§ **Direction**: Work through the data line by line, gathering every line that has the word "Shift".

[Data entries]
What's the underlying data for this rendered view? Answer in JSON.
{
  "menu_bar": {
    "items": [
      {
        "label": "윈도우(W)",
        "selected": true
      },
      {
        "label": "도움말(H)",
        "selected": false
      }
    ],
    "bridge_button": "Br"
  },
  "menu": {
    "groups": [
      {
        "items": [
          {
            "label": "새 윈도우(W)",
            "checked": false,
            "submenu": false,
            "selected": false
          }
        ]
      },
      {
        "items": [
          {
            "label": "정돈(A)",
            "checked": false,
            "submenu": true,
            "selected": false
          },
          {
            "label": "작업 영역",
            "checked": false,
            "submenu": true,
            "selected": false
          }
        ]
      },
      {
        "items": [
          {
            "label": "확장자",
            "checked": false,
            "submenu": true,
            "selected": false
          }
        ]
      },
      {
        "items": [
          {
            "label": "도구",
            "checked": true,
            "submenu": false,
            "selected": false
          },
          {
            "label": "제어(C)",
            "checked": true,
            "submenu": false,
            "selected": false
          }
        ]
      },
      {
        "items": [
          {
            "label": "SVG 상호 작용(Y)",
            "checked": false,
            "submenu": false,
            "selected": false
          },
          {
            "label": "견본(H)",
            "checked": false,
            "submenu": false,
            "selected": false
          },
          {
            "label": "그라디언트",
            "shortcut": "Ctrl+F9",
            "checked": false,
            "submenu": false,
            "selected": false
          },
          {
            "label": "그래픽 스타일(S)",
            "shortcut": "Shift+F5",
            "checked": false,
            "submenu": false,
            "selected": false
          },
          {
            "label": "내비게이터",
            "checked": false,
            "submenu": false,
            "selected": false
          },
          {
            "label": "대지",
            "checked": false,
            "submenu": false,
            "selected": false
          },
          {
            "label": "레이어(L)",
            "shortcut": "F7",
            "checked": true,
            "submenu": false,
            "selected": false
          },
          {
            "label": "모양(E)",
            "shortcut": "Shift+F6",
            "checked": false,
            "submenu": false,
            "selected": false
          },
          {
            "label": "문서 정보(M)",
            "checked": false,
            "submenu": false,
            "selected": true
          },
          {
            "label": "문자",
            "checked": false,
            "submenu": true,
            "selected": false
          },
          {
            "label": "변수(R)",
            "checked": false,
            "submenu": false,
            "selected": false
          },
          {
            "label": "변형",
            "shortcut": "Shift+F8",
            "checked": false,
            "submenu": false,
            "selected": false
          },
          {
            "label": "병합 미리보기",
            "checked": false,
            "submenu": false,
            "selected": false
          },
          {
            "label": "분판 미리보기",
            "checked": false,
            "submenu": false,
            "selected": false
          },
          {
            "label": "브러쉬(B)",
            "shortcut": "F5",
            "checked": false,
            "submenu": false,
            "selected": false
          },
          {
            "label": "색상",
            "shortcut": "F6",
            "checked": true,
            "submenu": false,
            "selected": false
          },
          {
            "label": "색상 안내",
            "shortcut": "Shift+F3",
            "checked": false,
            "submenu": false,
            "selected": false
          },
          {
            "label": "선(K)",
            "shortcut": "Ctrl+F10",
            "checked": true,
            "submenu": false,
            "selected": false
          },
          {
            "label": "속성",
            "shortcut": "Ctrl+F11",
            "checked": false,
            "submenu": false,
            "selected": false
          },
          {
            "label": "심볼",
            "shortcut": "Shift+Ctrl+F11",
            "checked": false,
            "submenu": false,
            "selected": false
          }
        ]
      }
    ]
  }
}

§ **Response to the exercise**:
            "shortcut": "Shift+F5",
            "shortcut": "Shift+F6",
            "shortcut": "Shift+F8",
            "shortcut": "Shift+F3",
            "shortcut": "Shift+Ctrl+F11",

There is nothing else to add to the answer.